◆ **Input for this task**:
___

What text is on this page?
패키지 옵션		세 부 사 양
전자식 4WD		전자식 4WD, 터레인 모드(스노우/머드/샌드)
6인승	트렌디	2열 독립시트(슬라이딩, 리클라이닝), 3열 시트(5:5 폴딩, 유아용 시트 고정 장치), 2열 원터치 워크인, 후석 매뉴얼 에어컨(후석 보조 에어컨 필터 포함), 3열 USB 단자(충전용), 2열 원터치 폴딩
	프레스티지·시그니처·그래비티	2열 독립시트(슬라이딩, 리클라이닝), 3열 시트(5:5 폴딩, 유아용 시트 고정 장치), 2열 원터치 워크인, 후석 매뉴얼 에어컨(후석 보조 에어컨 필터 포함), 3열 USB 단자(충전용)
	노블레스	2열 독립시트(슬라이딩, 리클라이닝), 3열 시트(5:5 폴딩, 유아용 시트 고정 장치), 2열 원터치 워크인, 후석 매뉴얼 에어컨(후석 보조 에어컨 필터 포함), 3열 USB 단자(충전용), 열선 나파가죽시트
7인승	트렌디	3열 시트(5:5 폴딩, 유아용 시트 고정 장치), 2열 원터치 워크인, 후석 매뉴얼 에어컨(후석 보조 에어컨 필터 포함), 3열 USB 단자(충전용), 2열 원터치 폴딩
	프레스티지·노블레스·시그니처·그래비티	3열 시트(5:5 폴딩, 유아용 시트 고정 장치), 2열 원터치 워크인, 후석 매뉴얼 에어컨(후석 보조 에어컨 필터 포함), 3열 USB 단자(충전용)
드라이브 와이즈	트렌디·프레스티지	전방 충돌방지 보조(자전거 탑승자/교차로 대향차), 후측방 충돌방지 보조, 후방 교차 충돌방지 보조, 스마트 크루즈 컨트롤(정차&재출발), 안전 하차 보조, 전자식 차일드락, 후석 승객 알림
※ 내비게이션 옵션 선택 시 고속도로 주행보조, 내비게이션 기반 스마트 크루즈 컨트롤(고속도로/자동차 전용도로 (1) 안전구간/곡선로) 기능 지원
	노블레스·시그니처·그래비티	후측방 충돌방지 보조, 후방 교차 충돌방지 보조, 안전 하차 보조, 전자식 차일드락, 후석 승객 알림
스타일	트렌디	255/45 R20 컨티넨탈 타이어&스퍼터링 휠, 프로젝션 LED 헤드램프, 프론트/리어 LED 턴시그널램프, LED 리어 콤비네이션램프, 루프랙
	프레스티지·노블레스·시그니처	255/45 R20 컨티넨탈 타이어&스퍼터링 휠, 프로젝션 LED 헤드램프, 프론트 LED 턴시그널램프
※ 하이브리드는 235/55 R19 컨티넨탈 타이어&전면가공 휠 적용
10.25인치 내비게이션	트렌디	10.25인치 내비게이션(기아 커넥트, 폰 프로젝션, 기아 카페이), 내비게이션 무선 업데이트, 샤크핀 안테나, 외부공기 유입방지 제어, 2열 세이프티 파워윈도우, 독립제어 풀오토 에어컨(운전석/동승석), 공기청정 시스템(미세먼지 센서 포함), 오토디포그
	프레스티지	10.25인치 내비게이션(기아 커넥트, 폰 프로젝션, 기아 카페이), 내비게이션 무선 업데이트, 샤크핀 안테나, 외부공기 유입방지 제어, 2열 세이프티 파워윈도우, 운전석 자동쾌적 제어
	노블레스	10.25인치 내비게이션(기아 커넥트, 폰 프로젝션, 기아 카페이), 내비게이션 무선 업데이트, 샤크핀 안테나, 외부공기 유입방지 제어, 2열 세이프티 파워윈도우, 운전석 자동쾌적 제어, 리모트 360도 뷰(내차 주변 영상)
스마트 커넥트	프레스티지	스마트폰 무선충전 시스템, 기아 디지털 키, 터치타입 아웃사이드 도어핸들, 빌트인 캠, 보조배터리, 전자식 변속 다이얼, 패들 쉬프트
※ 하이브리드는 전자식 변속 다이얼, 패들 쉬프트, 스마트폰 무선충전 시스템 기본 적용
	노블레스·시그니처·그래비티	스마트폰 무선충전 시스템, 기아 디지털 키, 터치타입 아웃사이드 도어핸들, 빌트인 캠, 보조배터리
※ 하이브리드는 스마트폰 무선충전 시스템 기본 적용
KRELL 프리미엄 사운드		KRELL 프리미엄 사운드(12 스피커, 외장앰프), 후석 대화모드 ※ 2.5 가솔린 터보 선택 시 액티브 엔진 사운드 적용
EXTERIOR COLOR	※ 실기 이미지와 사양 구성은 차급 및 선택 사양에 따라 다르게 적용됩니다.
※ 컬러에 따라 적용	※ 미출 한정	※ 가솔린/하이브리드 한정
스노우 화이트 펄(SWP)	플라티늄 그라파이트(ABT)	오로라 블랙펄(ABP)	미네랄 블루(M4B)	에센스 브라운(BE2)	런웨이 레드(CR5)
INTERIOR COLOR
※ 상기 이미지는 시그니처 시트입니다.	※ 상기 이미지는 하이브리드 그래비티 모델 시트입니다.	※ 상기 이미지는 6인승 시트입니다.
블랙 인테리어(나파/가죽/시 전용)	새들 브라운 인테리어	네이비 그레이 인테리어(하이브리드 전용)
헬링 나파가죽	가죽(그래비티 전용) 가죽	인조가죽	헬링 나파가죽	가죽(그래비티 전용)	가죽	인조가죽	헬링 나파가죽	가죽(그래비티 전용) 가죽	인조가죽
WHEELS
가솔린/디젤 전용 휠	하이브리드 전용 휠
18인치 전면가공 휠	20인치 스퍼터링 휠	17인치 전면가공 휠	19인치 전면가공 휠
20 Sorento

___

◆ **Exercise goal**: Filter the records above for "전면가공" and copy every matching line.

◆ **Complete output**:
※ 하이브리드는 235/55 R19 컨티넨탈 타이어&전면가공 휠 적용
18인치 전면가공 휠	20인치 스퍼터링 휠	17인치 전면가공 휠	19인치 전면가공 휠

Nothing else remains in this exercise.